- Task statement -
In the entries below, find the lines that contain the word "Roadmaps" and copy them.

[Collected data]
↓

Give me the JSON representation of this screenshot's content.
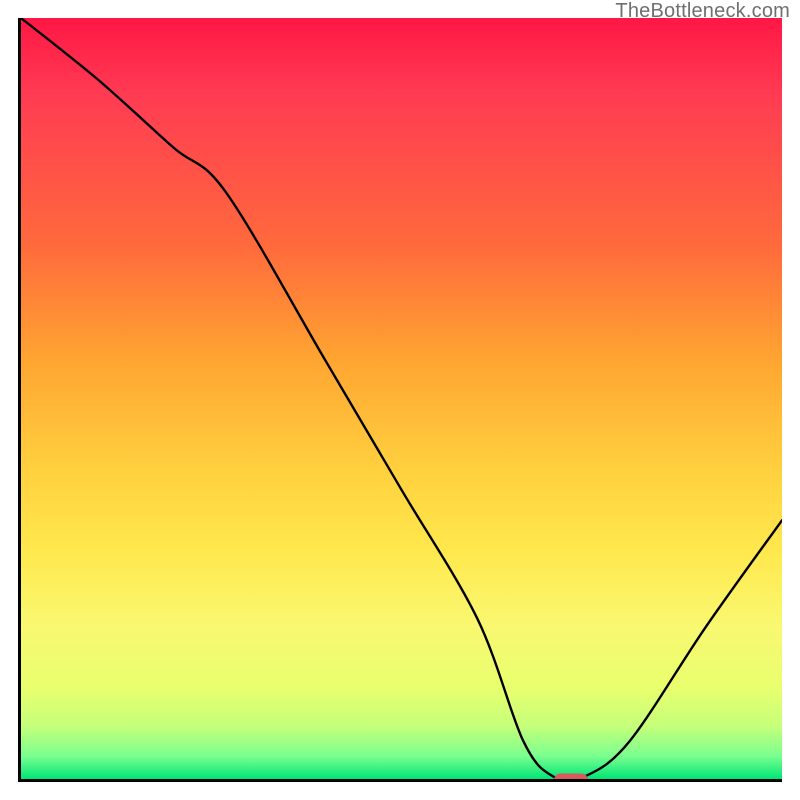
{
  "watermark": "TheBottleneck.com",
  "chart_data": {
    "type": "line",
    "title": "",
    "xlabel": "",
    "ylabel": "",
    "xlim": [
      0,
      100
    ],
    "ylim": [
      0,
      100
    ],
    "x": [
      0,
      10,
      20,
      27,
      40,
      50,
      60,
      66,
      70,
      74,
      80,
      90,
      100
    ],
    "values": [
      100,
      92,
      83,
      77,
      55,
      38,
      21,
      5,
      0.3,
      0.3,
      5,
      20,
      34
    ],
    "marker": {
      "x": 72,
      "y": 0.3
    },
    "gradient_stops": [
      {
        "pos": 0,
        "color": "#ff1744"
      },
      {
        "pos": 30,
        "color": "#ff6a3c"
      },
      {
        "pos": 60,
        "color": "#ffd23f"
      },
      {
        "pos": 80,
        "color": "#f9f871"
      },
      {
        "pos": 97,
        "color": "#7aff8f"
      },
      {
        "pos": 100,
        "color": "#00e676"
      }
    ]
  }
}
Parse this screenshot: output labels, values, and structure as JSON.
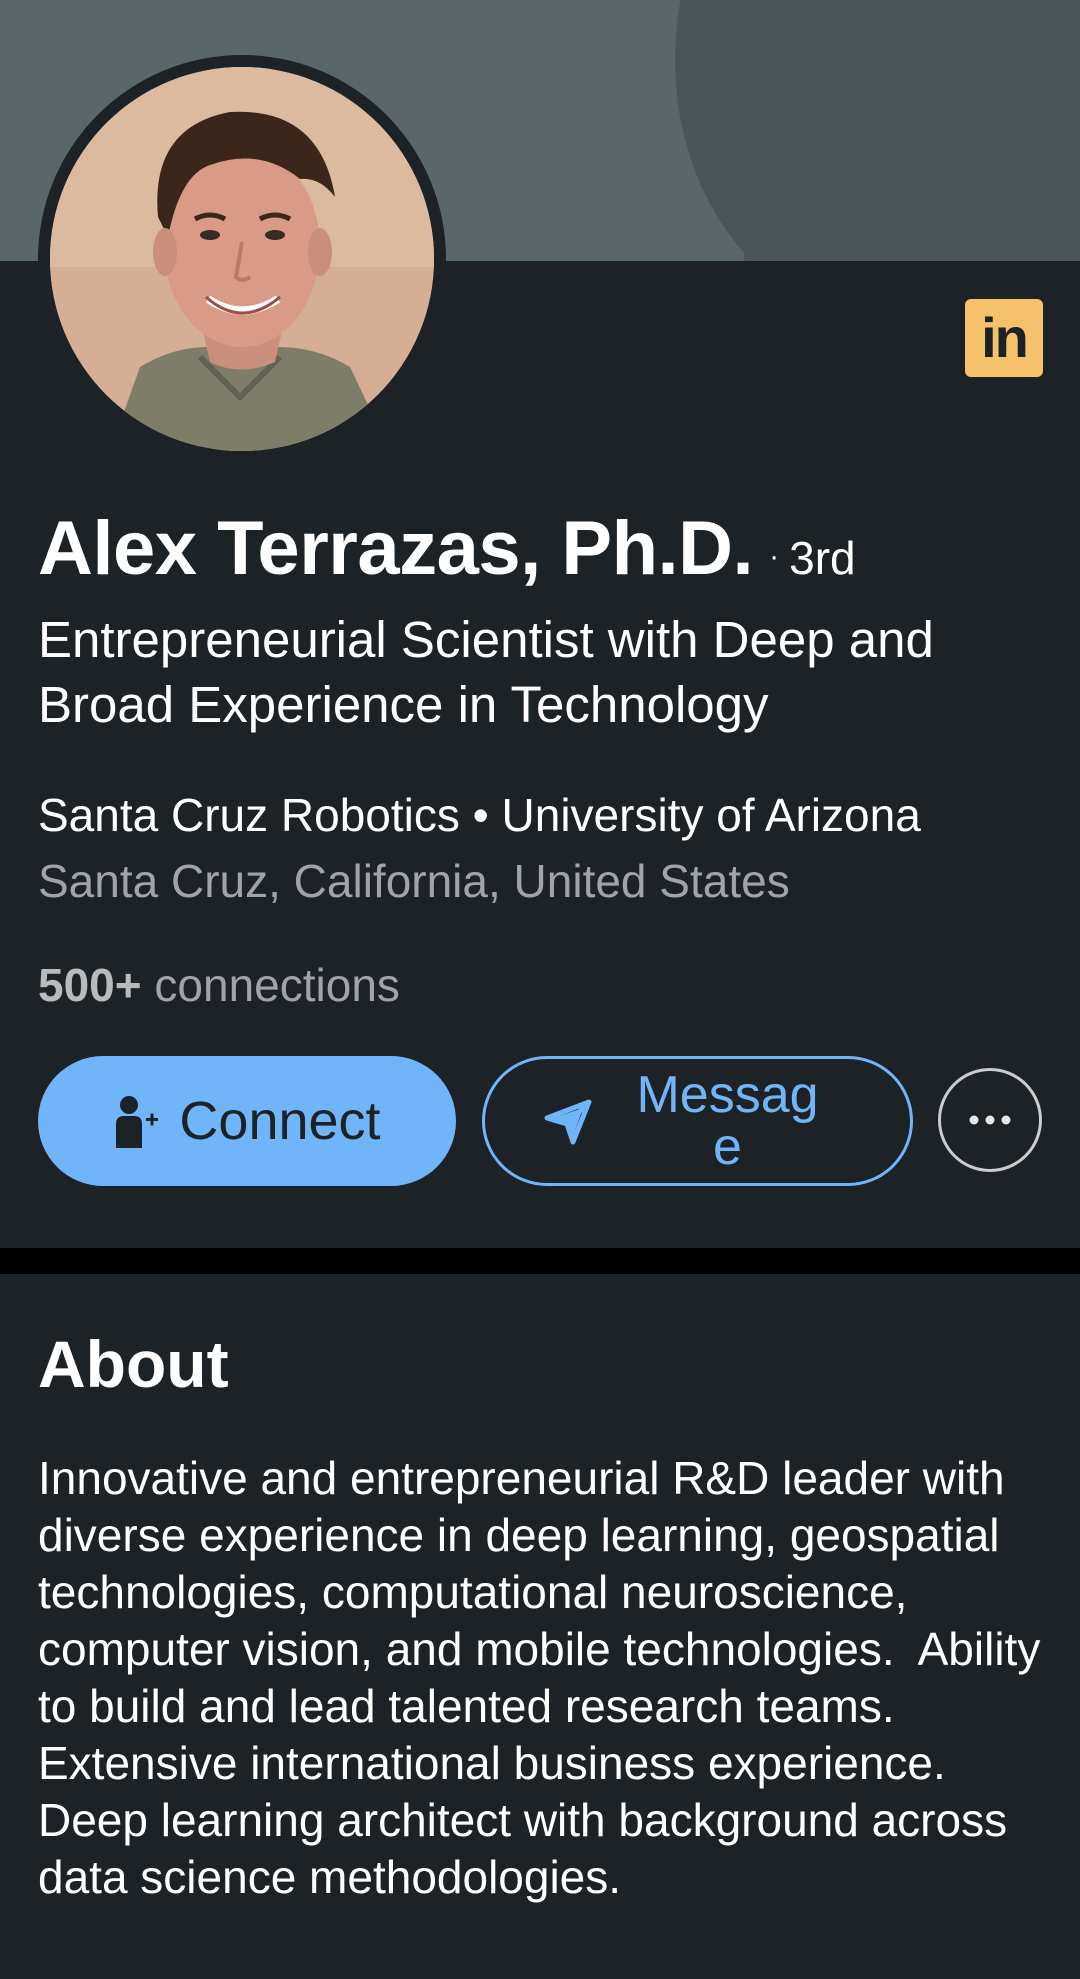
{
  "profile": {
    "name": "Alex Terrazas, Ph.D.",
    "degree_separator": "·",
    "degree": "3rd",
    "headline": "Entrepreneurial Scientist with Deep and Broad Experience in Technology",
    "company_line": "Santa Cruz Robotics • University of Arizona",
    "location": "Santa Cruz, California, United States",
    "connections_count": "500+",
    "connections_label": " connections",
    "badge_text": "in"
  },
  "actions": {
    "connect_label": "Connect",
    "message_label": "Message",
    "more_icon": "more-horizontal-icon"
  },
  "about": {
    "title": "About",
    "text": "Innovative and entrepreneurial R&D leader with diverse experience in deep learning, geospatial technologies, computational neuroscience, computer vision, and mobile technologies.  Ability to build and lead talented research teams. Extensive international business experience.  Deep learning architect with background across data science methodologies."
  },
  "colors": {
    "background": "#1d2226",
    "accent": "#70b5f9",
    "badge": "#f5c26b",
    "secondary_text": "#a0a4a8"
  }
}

↑
↓

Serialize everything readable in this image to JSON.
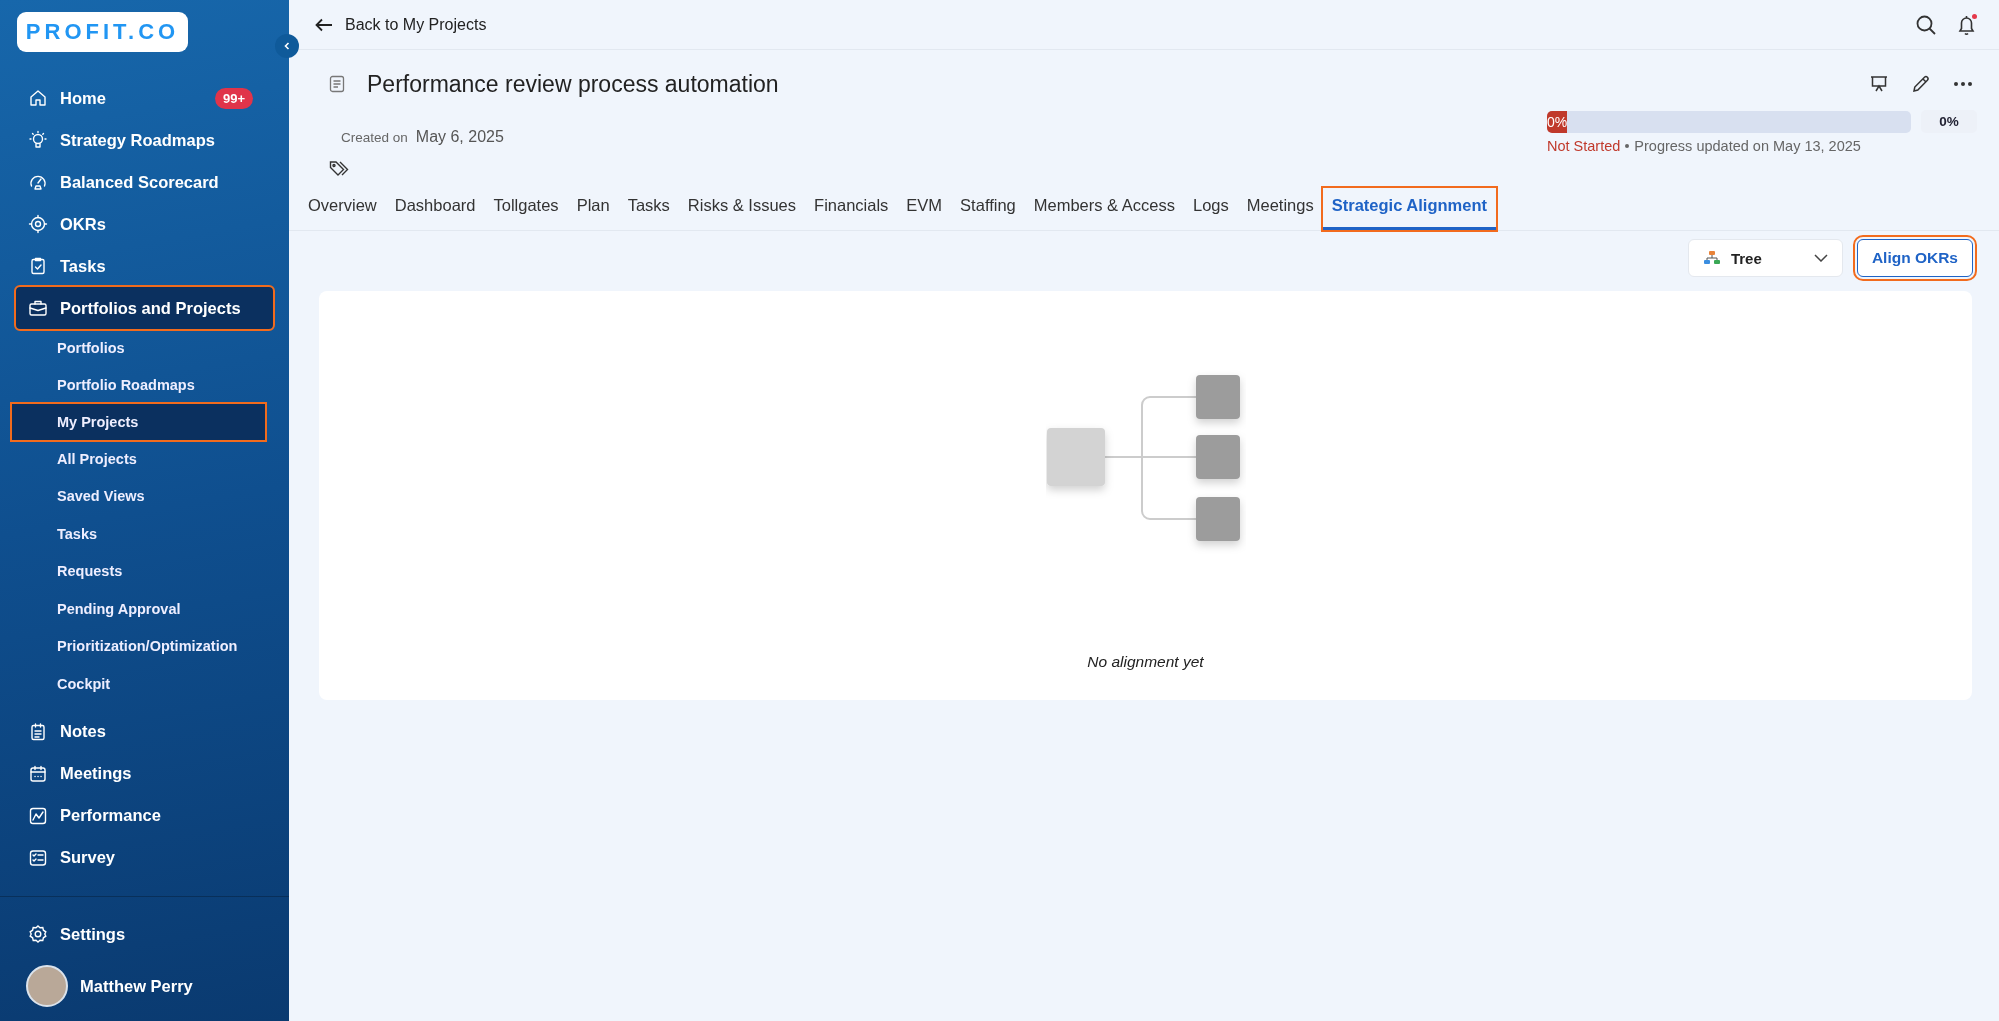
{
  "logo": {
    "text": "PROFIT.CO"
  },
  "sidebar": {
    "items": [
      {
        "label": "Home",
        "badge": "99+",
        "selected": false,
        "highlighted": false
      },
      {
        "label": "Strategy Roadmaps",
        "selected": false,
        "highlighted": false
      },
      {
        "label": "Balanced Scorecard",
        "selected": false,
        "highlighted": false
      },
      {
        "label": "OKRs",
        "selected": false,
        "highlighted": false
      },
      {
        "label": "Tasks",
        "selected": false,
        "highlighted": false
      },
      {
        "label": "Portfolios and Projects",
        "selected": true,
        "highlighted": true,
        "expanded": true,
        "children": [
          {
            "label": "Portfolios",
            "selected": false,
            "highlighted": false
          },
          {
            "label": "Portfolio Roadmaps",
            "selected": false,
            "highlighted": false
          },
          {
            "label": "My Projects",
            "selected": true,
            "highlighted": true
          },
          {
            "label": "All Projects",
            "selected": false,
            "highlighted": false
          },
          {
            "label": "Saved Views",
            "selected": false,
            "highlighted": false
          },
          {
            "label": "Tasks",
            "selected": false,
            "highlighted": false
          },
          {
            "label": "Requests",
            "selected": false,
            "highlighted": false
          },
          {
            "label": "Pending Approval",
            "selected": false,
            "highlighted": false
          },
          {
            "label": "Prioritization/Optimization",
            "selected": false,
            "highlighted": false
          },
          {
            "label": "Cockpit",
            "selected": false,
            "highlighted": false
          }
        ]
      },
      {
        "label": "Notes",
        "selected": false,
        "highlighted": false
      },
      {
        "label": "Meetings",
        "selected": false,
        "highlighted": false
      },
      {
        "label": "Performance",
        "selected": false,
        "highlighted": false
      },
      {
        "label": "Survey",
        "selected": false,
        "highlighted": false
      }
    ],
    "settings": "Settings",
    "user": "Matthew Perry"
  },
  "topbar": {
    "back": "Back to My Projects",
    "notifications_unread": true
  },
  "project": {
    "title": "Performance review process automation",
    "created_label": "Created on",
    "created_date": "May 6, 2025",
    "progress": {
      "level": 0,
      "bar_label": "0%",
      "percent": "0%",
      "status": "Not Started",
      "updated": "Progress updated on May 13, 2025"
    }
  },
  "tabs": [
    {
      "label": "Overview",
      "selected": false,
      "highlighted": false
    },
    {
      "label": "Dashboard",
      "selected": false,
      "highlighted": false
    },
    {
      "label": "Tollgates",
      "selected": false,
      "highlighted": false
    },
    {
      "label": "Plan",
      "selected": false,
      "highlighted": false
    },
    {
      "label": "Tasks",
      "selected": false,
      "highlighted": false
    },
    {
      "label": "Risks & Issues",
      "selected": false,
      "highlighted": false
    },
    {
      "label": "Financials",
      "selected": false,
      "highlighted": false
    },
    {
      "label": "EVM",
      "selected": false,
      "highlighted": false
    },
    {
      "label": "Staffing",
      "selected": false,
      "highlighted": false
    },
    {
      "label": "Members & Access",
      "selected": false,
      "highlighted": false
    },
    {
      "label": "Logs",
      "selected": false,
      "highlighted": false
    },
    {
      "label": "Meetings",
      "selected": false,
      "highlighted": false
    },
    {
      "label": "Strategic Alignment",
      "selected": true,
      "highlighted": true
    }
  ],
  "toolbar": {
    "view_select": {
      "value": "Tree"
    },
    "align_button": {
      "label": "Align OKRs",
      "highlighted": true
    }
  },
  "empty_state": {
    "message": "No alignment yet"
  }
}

↑

- Response for this exercise -
        "label": "Strategy Roadmaps",
            "label": "Portfolio Roadmaps",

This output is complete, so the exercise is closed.